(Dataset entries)

** Start **

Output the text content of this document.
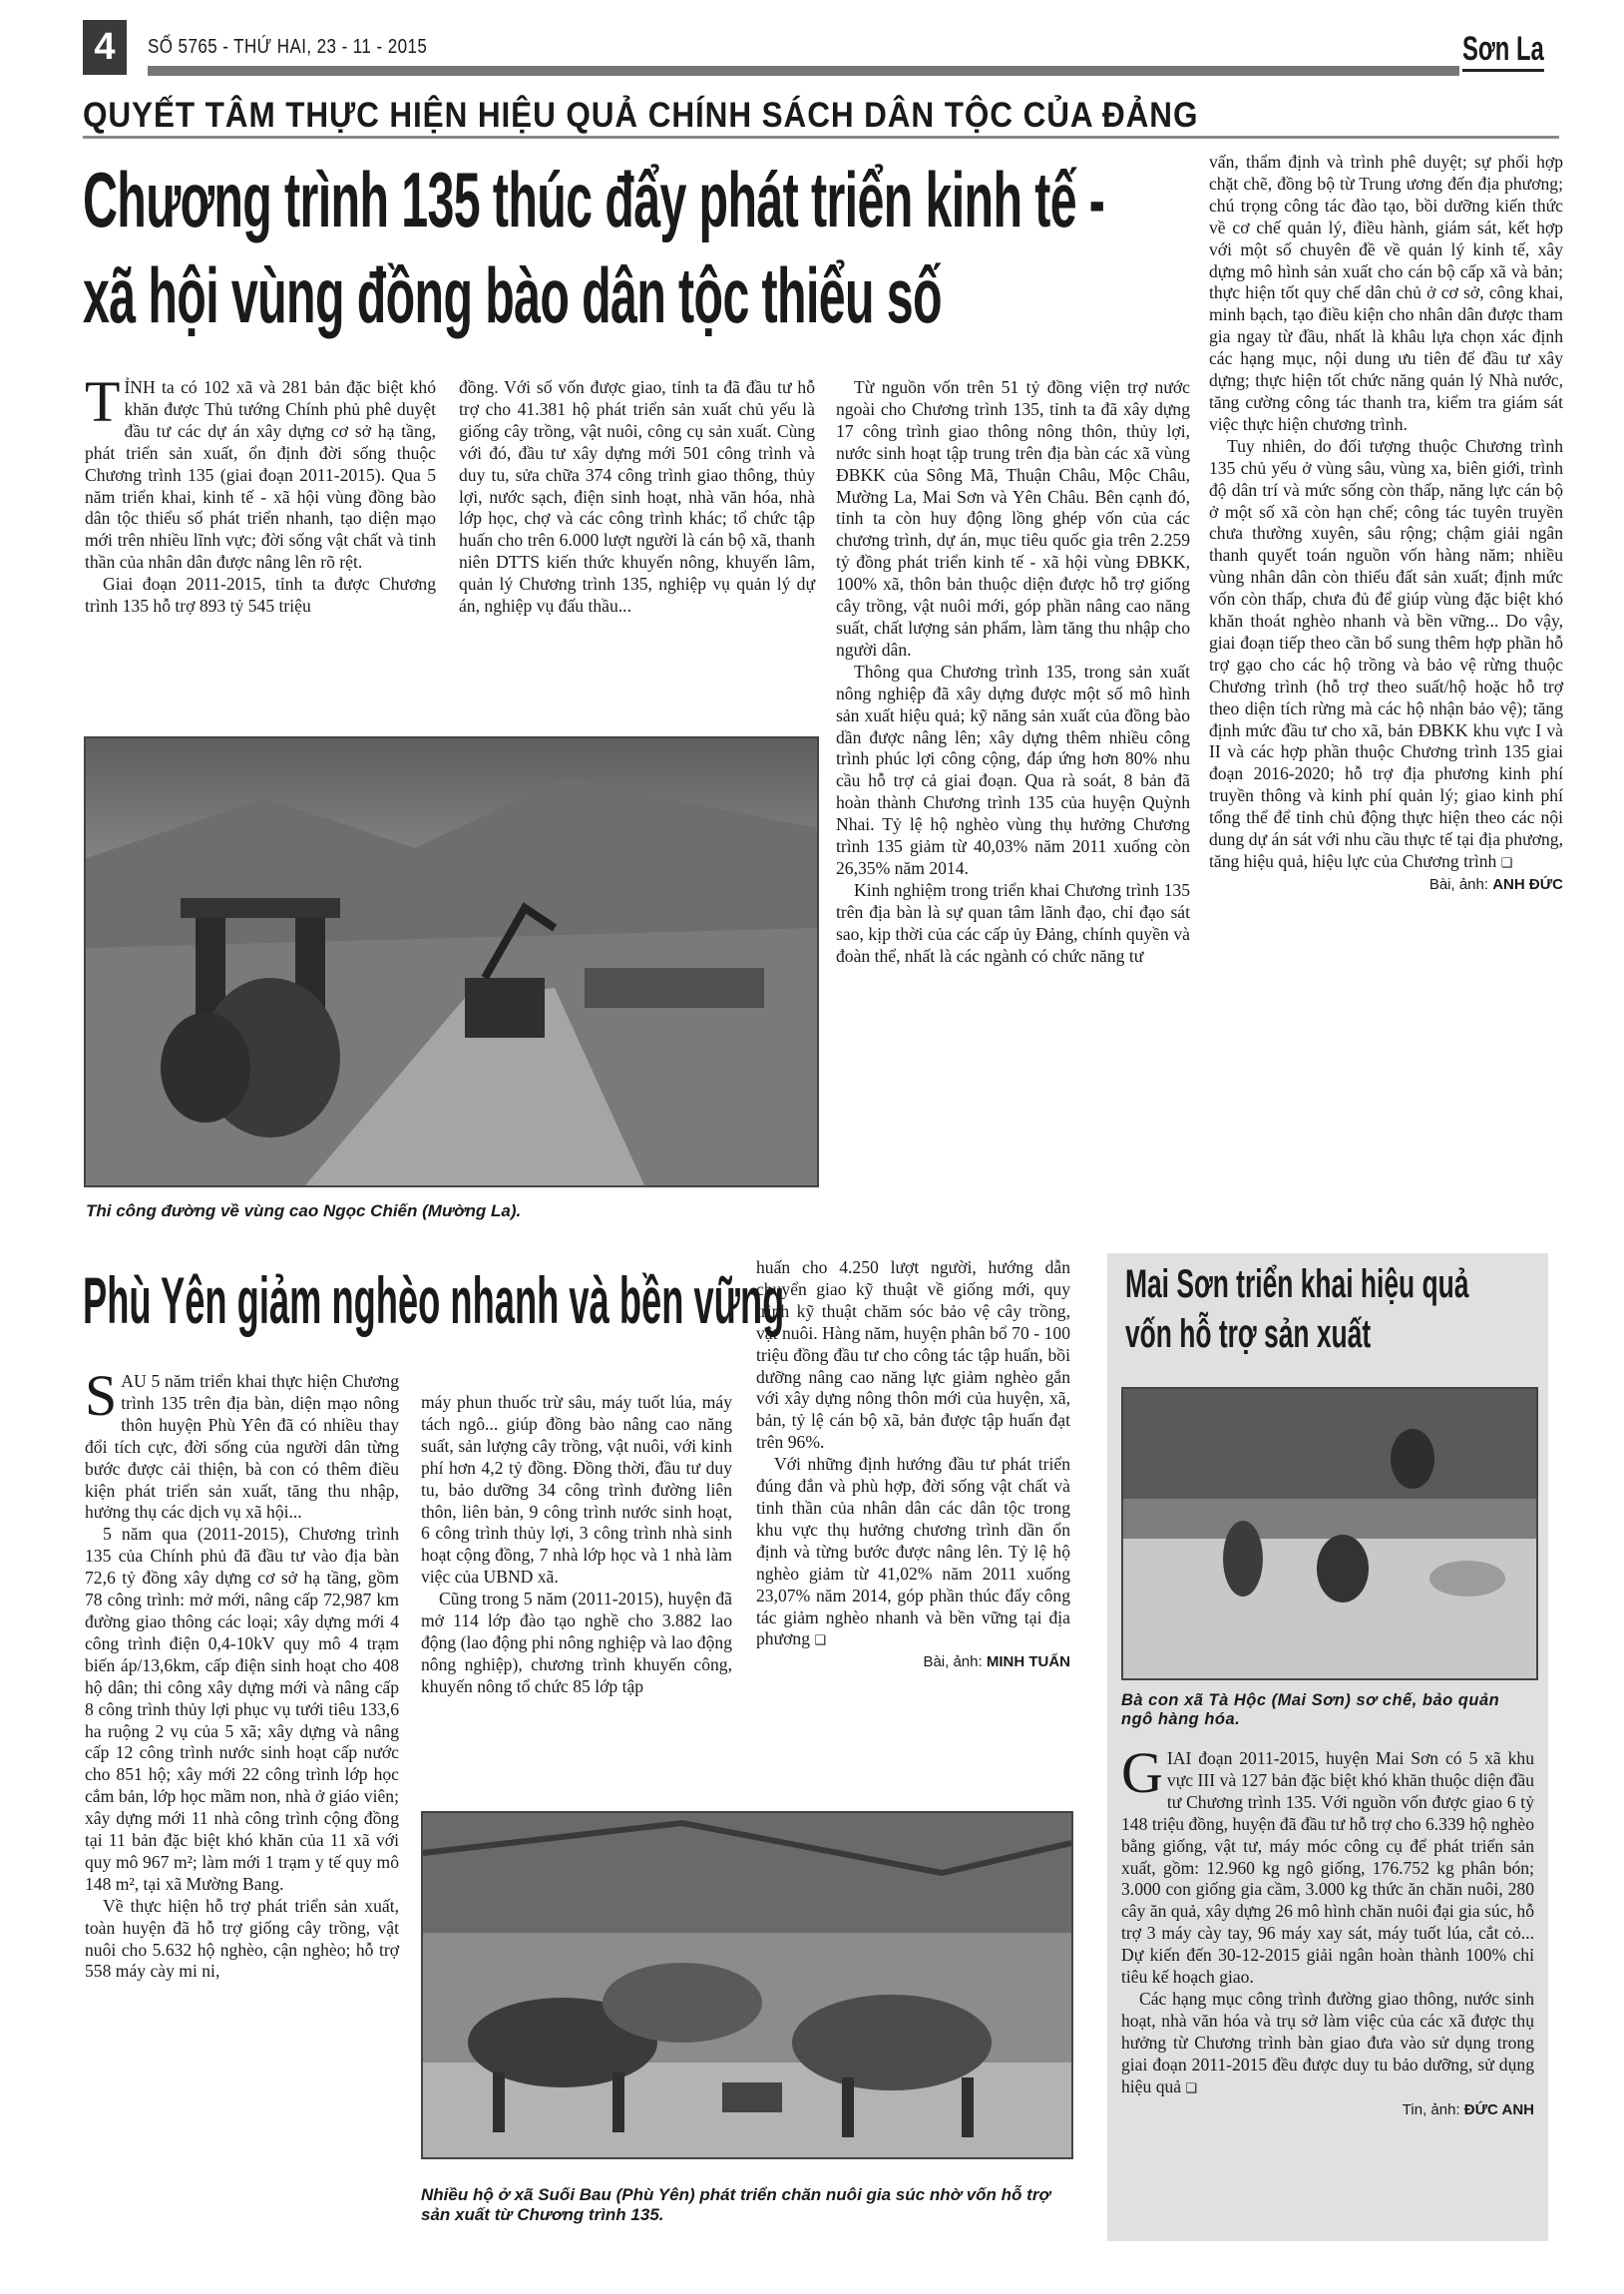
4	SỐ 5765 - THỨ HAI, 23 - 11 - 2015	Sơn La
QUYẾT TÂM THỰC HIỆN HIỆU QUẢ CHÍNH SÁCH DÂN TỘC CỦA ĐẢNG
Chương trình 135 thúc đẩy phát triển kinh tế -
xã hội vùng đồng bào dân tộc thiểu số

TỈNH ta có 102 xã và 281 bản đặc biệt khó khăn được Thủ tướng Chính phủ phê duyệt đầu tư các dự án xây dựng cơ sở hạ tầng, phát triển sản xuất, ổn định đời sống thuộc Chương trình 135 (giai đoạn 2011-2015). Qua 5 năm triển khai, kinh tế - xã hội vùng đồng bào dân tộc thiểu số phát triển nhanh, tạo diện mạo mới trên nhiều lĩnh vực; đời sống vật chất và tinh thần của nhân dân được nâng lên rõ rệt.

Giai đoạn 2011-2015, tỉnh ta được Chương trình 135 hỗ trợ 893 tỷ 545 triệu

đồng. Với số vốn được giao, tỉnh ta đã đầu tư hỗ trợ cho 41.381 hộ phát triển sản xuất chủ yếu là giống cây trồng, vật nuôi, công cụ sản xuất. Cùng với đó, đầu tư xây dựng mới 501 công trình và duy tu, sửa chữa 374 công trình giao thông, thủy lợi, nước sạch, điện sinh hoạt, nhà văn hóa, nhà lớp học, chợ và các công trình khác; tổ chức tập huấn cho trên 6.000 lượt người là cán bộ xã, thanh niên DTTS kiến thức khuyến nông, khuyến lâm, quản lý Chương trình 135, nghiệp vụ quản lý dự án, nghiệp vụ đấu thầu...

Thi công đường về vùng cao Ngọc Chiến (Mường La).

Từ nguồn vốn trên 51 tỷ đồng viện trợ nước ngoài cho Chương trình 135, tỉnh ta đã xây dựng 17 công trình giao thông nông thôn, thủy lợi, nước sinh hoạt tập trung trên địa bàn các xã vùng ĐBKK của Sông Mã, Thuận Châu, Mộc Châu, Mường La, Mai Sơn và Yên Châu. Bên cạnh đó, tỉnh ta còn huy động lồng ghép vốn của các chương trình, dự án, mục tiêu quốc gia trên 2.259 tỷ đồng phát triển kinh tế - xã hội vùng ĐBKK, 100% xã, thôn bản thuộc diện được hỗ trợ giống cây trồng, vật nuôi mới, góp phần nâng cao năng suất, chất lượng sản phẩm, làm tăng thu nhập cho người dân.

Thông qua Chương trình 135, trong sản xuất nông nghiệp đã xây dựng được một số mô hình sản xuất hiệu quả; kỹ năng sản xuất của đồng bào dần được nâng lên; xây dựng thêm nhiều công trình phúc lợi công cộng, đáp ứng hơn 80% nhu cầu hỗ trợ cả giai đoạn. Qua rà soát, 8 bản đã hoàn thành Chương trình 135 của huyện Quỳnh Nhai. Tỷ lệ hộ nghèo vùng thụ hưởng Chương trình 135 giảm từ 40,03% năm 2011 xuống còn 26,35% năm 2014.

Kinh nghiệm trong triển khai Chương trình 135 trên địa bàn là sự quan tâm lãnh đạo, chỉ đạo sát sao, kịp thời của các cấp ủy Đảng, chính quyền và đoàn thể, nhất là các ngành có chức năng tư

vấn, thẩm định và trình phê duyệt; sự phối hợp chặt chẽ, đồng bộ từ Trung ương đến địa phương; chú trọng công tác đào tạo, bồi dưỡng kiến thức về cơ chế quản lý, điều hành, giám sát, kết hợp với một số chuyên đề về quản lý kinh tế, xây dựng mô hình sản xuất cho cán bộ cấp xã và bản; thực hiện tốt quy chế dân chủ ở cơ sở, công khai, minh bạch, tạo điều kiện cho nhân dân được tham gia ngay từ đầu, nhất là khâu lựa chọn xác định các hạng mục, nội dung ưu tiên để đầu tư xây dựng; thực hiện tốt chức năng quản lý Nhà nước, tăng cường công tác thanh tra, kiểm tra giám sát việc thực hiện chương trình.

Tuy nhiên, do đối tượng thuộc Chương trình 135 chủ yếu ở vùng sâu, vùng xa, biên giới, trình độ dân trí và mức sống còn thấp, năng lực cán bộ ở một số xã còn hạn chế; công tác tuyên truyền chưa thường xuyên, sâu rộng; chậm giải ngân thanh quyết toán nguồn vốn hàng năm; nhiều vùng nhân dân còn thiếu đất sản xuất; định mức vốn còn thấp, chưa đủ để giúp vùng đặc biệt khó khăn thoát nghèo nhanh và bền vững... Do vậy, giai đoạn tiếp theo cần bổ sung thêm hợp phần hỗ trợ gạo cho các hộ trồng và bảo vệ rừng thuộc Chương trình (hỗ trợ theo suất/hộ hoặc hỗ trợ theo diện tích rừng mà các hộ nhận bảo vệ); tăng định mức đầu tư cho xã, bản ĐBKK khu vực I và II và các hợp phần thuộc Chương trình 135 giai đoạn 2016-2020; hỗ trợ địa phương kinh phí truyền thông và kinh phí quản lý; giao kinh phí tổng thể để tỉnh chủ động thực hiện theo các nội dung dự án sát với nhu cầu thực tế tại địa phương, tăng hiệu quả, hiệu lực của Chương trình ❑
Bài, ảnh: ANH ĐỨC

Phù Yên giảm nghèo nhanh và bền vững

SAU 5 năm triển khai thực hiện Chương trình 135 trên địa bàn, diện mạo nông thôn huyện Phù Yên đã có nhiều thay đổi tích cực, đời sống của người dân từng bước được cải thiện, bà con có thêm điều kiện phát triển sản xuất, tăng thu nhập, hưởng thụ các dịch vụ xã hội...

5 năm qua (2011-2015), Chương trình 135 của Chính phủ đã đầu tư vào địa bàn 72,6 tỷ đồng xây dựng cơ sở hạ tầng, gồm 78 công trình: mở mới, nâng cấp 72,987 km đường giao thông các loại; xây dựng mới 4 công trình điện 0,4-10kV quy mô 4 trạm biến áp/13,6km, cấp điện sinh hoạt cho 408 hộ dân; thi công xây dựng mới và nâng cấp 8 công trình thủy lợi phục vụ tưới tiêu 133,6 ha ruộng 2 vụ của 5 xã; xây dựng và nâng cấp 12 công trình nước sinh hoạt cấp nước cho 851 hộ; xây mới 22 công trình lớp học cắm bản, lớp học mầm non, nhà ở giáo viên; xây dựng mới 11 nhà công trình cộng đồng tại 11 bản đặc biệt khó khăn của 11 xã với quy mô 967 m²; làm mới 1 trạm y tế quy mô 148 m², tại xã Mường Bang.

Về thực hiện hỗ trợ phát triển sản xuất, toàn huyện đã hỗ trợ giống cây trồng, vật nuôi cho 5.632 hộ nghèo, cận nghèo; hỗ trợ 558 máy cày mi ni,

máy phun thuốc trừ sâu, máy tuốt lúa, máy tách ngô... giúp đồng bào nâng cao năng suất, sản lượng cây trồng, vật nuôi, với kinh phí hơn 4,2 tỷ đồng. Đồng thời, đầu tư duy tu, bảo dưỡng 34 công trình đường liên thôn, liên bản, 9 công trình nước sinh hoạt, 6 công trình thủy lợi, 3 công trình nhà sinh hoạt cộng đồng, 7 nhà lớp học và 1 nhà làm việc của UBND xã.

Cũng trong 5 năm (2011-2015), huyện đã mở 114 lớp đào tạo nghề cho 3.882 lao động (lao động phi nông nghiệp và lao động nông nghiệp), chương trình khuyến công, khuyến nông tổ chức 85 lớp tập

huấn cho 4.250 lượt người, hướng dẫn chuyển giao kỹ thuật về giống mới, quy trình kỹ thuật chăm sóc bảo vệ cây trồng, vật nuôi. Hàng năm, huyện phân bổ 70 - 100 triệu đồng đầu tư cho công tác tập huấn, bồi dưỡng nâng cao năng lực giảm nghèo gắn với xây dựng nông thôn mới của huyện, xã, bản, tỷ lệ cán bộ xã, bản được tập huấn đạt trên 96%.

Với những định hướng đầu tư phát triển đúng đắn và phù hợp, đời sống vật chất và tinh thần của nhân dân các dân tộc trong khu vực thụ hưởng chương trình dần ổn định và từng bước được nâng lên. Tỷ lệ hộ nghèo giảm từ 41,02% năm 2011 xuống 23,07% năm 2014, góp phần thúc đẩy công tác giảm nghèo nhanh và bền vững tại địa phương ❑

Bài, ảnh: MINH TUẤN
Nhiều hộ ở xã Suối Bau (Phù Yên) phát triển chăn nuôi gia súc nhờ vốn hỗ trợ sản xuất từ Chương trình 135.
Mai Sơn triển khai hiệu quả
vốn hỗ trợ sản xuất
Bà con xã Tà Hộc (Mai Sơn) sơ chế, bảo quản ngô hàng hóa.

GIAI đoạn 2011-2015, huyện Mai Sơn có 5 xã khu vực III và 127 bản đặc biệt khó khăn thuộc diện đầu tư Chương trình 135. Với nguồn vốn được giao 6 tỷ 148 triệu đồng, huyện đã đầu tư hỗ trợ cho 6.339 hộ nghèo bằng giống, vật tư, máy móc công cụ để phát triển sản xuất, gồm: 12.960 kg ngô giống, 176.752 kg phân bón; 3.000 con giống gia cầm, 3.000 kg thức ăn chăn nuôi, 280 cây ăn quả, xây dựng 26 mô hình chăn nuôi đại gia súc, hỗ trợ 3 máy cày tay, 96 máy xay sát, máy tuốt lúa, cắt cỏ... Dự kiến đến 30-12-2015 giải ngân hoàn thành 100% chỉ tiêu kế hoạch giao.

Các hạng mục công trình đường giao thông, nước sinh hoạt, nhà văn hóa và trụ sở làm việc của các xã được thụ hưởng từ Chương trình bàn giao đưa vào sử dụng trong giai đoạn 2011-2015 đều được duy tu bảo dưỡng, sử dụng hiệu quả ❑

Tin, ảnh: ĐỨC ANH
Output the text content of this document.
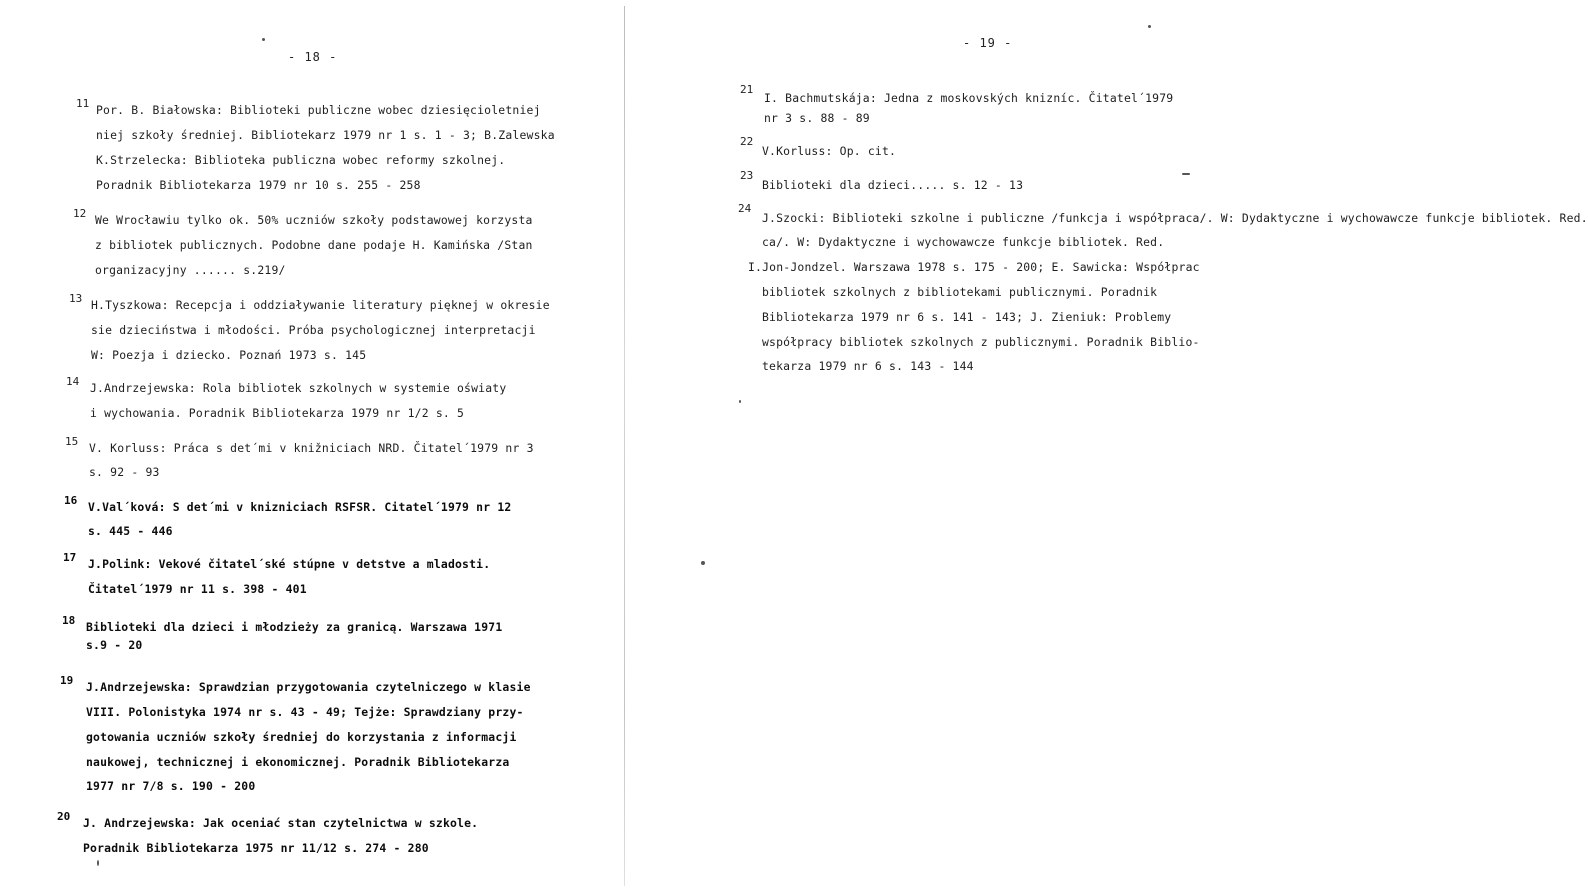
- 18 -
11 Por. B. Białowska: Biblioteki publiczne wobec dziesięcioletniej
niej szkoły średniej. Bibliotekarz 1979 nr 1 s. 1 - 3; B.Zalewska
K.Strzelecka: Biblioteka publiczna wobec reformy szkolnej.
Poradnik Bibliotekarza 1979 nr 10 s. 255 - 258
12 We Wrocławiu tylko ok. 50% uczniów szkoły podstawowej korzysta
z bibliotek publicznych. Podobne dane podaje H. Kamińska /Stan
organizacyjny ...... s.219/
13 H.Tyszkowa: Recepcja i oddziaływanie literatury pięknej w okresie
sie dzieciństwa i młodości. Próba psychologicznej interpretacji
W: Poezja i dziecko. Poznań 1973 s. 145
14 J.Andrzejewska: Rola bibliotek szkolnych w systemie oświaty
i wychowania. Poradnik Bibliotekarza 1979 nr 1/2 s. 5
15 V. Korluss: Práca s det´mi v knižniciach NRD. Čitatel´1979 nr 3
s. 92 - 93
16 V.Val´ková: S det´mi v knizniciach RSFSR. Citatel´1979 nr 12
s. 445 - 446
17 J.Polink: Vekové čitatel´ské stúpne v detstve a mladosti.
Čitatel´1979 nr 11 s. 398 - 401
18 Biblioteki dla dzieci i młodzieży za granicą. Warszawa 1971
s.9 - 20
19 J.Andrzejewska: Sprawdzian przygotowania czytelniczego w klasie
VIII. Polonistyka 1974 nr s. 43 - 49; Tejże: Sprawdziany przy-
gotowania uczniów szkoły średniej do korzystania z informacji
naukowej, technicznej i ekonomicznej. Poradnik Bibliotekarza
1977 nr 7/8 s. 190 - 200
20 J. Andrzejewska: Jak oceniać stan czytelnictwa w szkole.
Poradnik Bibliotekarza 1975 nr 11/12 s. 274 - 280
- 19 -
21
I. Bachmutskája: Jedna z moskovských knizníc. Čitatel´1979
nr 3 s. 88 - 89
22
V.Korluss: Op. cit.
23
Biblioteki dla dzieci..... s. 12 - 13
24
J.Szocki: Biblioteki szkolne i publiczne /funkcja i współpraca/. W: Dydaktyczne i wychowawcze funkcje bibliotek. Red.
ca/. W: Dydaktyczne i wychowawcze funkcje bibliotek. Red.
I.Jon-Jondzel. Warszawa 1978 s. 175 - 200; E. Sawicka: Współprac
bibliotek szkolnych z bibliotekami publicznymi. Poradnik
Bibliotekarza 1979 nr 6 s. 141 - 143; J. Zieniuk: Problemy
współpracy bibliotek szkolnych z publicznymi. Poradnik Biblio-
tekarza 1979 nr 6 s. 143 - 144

** End **

What is expected:
Each line holding "Biblioteki" must be found and copied.

Solution for this problem:
11 Por. B. Białowska: Biblioteki publiczne wobec dziesięcioletniej
18 Biblioteki dla dzieci i młodzieży za granicą. Warszawa 1971
Biblioteki dla dzieci..... s. 12 - 13
J.Szocki: Biblioteki szkolne i publiczne /funkcja i współpraca/. W: Dydaktyczne i wychowawcze funkcje bibliotek. Red.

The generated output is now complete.